WHAT IS BEING ASKED
Leave out the pictures and copy the remaining records exactly.
——
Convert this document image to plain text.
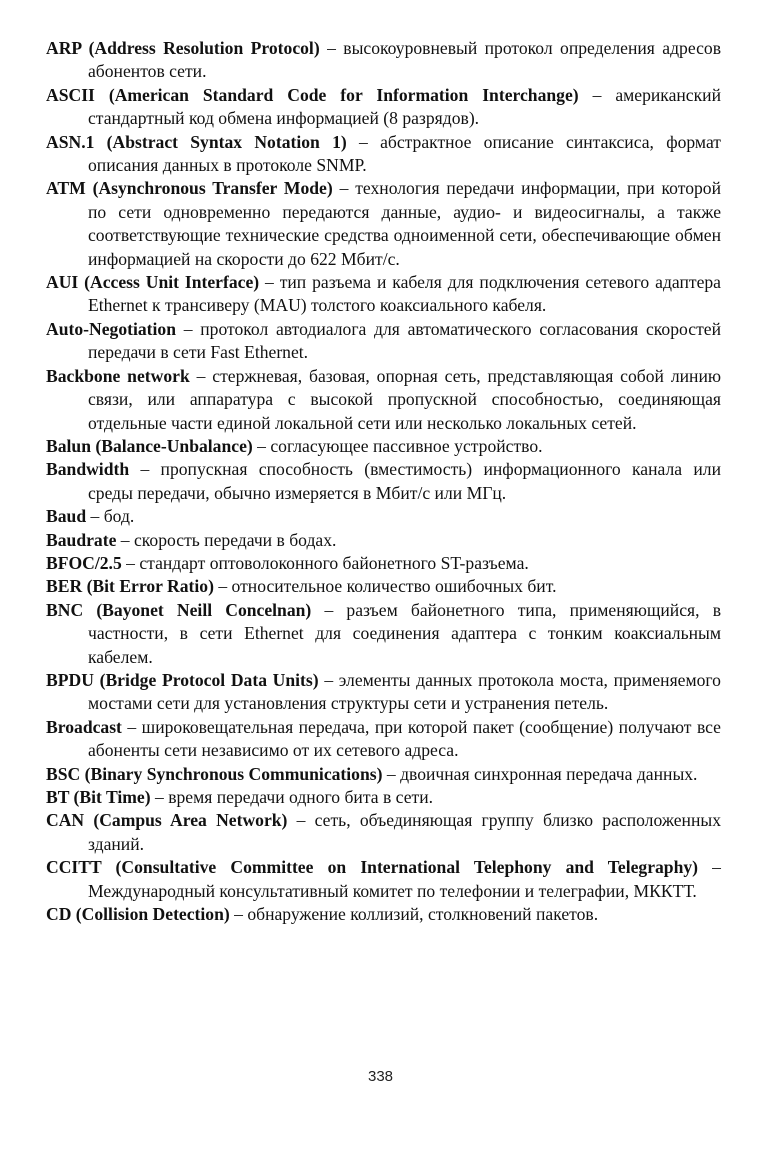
ARP (Address Resolution Protocol) – высокоуровневый протокол определения адресов абонентов сети.

ASCII (American Standard Code for Information Interchange) – американский стандартный код обмена информацией (8 разрядов).

ASN.1 (Abstract Syntax Notation 1) – абстрактное описание синтаксиса, формат описания данных в протоколе SNMP.

ATM (Asynchronous Transfer Mode) – технология передачи информации, при которой по сети одновременно передаются данные, аудио- и видеосигналы, а также соответствующие технические средства одноименной сети, обеспечивающие обмен информацией на скорости до 622 Мбит/с.

AUI (Access Unit Interface) – тип разъема и кабеля для подключения сетевого адаптера Ethernet к трансиверу (MAU) толстого коаксиального кабеля.

Auto-Negotiation – протокол автодиалога для автоматического согласования скоростей передачи в сети Fast Ethernet.

Backbone network – стержневая, базовая, опорная сеть, представляющая собой линию связи, или аппаратура с высокой пропускной способностью, соединяющая отдельные части единой локальной сети или несколько локальных сетей.

Balun (Balance-Unbalance) – согласующее пассивное устройство.

Bandwidth – пропускная способность (вместимость) информационного канала или среды передачи, обычно измеряется в Мбит/с или МГц.

Baud – бод.

Baudrate – скорость передачи в бодах.

BFOC/2.5 – стандарт оптоволоконного байонетного ST-разъема.

BER (Bit Error Ratio) – относительное количество ошибочных бит.

BNC (Bayonet Neill Concelnan) – разъем байонетного типа, применяющийся, в частности, в сети Ethernet для соединения адаптера с тонким коаксиальным кабелем.

BPDU (Bridge Protocol Data Units) – элементы данных протокола моста, применяемого мостами сети для установления структуры сети и устранения петель.

Broadcast – широковещательная передача, при которой пакет (сообщение) получают все абоненты сети независимо от их сетевого адреса.

BSC (Binary Synchronous Communications) – двоичная синхронная передача данных.

BT (Bit Time) – время передачи одного бита в сети.

CAN (Campus Area Network) – сеть, объединяющая группу близко расположенных зданий.

CCITT (Consultative Committee on International Telephony and Telegraphy) – Международный консультативный комитет по телефонии и телеграфии, МККТТ.

CD (Collision Detection) – обнаружение коллизий, столкновений пакетов.

338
——
RESPONSE
Convert this document image to plain text.
ARP (Address Resolution Protocol) – высокоуровневый протокол определения адресов абонентов сети.

ASCII (American Standard Code for Information Interchange) – американский стандартный код обмена информацией (8 разрядов).

ASN.1 (Abstract Syntax Notation 1) – абстрактное описание синтаксиса, формат описания данных в протоколе SNMP.

ATM (Asynchronous Transfer Mode) – технология передачи информации, при которой по сети одновременно передаются данные, аудио- и видеосигналы, а также соответствующие технические средства одноименной сети, обеспечивающие обмен информацией на скорости до 622 Мбит/с.

AUI (Access Unit Interface) – тип разъема и кабеля для подключения сетевого адаптера Ethernet к трансиверу (MAU) толстого коаксиального кабеля.

Auto-Negotiation – протокол автодиалога для автоматического согласования скоростей передачи в сети Fast Ethernet.

Backbone network – стержневая, базовая, опорная сеть, представляющая собой линию связи, или аппаратура с высокой пропускной способностью, соединяющая отдельные части единой локальной сети или несколько локальных сетей.

Balun (Balance-Unbalance) – согласующее пассивное устройство.

Bandwidth – пропускная способность (вместимость) информационного канала или среды передачи, обычно измеряется в Мбит/с или МГц.

Baud – бод.

Baudrate – скорость передачи в бодах.

BFOC/2.5 – стандарт оптоволоконного байонетного ST-разъема.

BER (Bit Error Ratio) – относительное количество ошибочных бит.

BNC (Bayonet Neill Concelnan) – разъем байонетного типа, применяющийся, в частности, в сети Ethernet для соединения адаптера с тонким коаксиальным кабелем.

BPDU (Bridge Protocol Data Units) – элементы данных протокола моста, применяемого мостами сети для установления структуры сети и устранения петель.

Broadcast – широковещательная передача, при которой пакет (сообщение) получают все абоненты сети независимо от их сетевого адреса.

BSC (Binary Synchronous Communications) – двоичная синхронная передача данных.

BT (Bit Time) – время передачи одного бита в сети.

CAN (Campus Area Network) – сеть, объединяющая группу близко расположенных зданий.

CCITT (Consultative Committee on International Telephony and Telegraphy) – Международный консультативный комитет по телефонии и телеграфии, МККТТ.

CD (Collision Detection) – обнаружение коллизий, столкновений пакетов.

338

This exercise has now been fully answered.